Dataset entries
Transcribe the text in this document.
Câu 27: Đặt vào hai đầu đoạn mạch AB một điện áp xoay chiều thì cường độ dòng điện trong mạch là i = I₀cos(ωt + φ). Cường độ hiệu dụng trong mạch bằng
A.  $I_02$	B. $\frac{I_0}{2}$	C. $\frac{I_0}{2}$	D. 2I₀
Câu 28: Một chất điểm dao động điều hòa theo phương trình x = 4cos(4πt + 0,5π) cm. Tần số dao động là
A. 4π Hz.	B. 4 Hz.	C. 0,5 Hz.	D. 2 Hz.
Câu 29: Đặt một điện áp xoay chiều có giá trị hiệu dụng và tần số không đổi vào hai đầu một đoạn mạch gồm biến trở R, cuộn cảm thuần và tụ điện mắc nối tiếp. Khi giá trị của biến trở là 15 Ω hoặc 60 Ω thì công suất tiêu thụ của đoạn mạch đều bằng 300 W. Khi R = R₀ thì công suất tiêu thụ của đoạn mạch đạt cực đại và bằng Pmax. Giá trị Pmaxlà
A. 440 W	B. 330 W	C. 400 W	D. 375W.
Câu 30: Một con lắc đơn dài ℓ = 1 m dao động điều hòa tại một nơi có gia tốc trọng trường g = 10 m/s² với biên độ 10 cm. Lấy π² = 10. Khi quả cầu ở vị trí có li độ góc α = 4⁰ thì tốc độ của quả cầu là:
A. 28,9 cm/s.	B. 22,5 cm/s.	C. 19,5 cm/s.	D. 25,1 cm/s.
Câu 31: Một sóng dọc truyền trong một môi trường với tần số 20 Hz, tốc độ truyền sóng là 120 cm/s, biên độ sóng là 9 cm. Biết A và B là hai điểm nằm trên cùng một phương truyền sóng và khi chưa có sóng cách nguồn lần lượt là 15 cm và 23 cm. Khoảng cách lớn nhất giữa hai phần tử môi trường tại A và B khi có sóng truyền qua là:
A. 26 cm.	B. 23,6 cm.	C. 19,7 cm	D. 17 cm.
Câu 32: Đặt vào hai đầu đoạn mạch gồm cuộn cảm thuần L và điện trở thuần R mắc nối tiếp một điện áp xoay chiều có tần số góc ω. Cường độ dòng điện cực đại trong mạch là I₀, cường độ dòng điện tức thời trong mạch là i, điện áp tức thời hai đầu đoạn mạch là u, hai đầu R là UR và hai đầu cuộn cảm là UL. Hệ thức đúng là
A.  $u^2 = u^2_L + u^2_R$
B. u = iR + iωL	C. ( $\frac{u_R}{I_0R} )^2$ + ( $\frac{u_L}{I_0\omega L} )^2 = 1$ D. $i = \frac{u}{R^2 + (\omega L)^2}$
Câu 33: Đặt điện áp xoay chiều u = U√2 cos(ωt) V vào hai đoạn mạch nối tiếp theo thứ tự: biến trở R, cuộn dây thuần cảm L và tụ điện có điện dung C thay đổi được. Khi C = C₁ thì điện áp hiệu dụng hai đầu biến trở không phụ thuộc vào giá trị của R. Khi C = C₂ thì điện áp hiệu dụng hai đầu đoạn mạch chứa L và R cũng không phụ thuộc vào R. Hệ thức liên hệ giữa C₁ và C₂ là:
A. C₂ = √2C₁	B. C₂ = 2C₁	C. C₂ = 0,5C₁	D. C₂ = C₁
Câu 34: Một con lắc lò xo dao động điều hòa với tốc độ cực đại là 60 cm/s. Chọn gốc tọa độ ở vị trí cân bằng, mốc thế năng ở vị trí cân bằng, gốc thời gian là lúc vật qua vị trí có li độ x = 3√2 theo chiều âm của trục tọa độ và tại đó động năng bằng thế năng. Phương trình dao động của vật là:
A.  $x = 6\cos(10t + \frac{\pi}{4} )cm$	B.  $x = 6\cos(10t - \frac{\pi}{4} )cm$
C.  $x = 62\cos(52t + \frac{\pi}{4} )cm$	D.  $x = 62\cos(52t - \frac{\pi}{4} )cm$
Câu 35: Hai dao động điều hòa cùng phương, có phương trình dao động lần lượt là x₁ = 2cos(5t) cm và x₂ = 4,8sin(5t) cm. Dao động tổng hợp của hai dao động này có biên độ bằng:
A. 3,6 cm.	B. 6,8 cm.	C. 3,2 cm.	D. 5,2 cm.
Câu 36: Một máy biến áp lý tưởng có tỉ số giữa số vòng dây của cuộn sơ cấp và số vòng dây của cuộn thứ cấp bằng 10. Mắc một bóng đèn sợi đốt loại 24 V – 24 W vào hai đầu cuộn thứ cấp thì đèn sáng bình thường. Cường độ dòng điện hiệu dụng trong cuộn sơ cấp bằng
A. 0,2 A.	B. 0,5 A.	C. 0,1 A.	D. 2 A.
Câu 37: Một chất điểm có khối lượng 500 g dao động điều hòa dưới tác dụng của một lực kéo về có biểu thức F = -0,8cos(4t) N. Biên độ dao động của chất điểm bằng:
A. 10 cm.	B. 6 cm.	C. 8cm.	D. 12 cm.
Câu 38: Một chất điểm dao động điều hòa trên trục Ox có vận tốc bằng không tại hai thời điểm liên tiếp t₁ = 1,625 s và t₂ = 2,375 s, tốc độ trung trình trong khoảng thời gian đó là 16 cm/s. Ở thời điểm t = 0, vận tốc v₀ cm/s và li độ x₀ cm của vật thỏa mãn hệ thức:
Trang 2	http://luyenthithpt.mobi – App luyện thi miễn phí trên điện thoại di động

■ **What you have to do**
Extract the full listing above without altering anything.

■ **Task output**
Transcribe the text in this document.
Câu 27: Đặt vào hai đầu đoạn mạch AB một điện áp xoay chiều thì cường độ dòng điện trong mạch là i = I₀cos(ωt + φ). Cường độ hiệu dụng trong mạch bằng
A.  $I_02$	B. $\frac{I_0}{2}$	C. $\frac{I_0}{2}$	D. 2I₀
Câu 28: Một chất điểm dao động điều hòa theo phương trình x = 4cos(4πt + 0,5π) cm. Tần số dao động là
A. 4π Hz.	B. 4 Hz.	C. 0,5 Hz.	D. 2 Hz.
Câu 29: Đặt một điện áp xoay chiều có giá trị hiệu dụng và tần số không đổi vào hai đầu một đoạn mạch gồm biến trở R, cuộn cảm thuần và tụ điện mắc nối tiếp. Khi giá trị của biến trở là 15 Ω hoặc 60 Ω thì công suất tiêu thụ của đoạn mạch đều bằng 300 W. Khi R = R₀ thì công suất tiêu thụ của đoạn mạch đạt cực đại và bằng Pmax. Giá trị Pmaxlà
A. 440 W	B. 330 W	C. 400 W	D. 375W.
Câu 30: Một con lắc đơn dài ℓ = 1 m dao động điều hòa tại một nơi có gia tốc trọng trường g = 10 m/s² với biên độ 10 cm. Lấy π² = 10. Khi quả cầu ở vị trí có li độ góc α = 4⁰ thì tốc độ của quả cầu là:
A. 28,9 cm/s.	B. 22,5 cm/s.	C. 19,5 cm/s.	D. 25,1 cm/s.
Câu 31: Một sóng dọc truyền trong một môi trường với tần số 20 Hz, tốc độ truyền sóng là 120 cm/s, biên độ sóng là 9 cm. Biết A và B là hai điểm nằm trên cùng một phương truyền sóng và khi chưa có sóng cách nguồn lần lượt là 15 cm và 23 cm. Khoảng cách lớn nhất giữa hai phần tử môi trường tại A và B khi có sóng truyền qua là:
A. 26 cm.	B. 23,6 cm.	C. 19,7 cm	D. 17 cm.
Câu 32: Đặt vào hai đầu đoạn mạch gồm cuộn cảm thuần L và điện trở thuần R mắc nối tiếp một điện áp xoay chiều có tần số góc ω. Cường độ dòng điện cực đại trong mạch là I₀, cường độ dòng điện tức thời trong mạch là i, điện áp tức thời hai đầu đoạn mạch là u, hai đầu R là UR và hai đầu cuộn cảm là UL. Hệ thức đúng là
A.  $u^2 = u^2_L + u^2_R$
B. u = iR + iωL	C. ( $\frac{u_R}{I_0R} )^2$ + ( $\frac{u_L}{I_0\omega L} )^2 = 1$ D. $i = \frac{u}{R^2 + (\omega L)^2}$
Câu 33: Đặt điện áp xoay chiều u = U√2 cos(ωt) V vào hai đoạn mạch nối tiếp theo thứ tự: biến trở R, cuộn dây thuần cảm L và tụ điện có điện dung C thay đổi được. Khi C = C₁ thì điện áp hiệu dụng hai đầu biến trở không phụ thuộc vào giá trị của R. Khi C = C₂ thì điện áp hiệu dụng hai đầu đoạn mạch chứa L và R cũng không phụ thuộc vào R. Hệ thức liên hệ giữa C₁ và C₂ là:
A. C₂ = √2C₁	B. C₂ = 2C₁	C. C₂ = 0,5C₁	D. C₂ = C₁
Câu 34: Một con lắc lò xo dao động điều hòa với tốc độ cực đại là 60 cm/s. Chọn gốc tọa độ ở vị trí cân bằng, mốc thế năng ở vị trí cân bằng, gốc thời gian là lúc vật qua vị trí có li độ x = 3√2 theo chiều âm của trục tọa độ và tại đó động năng bằng thế năng. Phương trình dao động của vật là:
A.  $x = 6\cos(10t + \frac{\pi}{4} )cm$	B.  $x = 6\cos(10t - \frac{\pi}{4} )cm$
C.  $x = 62\cos(52t + \frac{\pi}{4} )cm$	D.  $x = 62\cos(52t - \frac{\pi}{4} )cm$
Câu 35: Hai dao động điều hòa cùng phương, có phương trình dao động lần lượt là x₁ = 2cos(5t) cm và x₂ = 4,8sin(5t) cm. Dao động tổng hợp của hai dao động này có biên độ bằng:
A. 3,6 cm.	B. 6,8 cm.	C. 3,2 cm.	D. 5,2 cm.
Câu 36: Một máy biến áp lý tưởng có tỉ số giữa số vòng dây của cuộn sơ cấp và số vòng dây của cuộn thứ cấp bằng 10. Mắc một bóng đèn sợi đốt loại 24 V – 24 W vào hai đầu cuộn thứ cấp thì đèn sáng bình thường. Cường độ dòng điện hiệu dụng trong cuộn sơ cấp bằng
A. 0,2 A.	B. 0,5 A.	C. 0,1 A.	D. 2 A.
Câu 37: Một chất điểm có khối lượng 500 g dao động điều hòa dưới tác dụng của một lực kéo về có biểu thức F = -0,8cos(4t) N. Biên độ dao động của chất điểm bằng:
A. 10 cm.	B. 6 cm.	C. 8cm.	D. 12 cm.
Câu 38: Một chất điểm dao động điều hòa trên trục Ox có vận tốc bằng không tại hai thời điểm liên tiếp t₁ = 1,625 s và t₂ = 2,375 s, tốc độ trung trình trong khoảng thời gian đó là 16 cm/s. Ở thời điểm t = 0, vận tốc v₀ cm/s và li độ x₀ cm của vật thỏa mãn hệ thức:
Trang 2	http://luyenthithpt.mobi – App luyện thi miễn phí trên điện thoại di động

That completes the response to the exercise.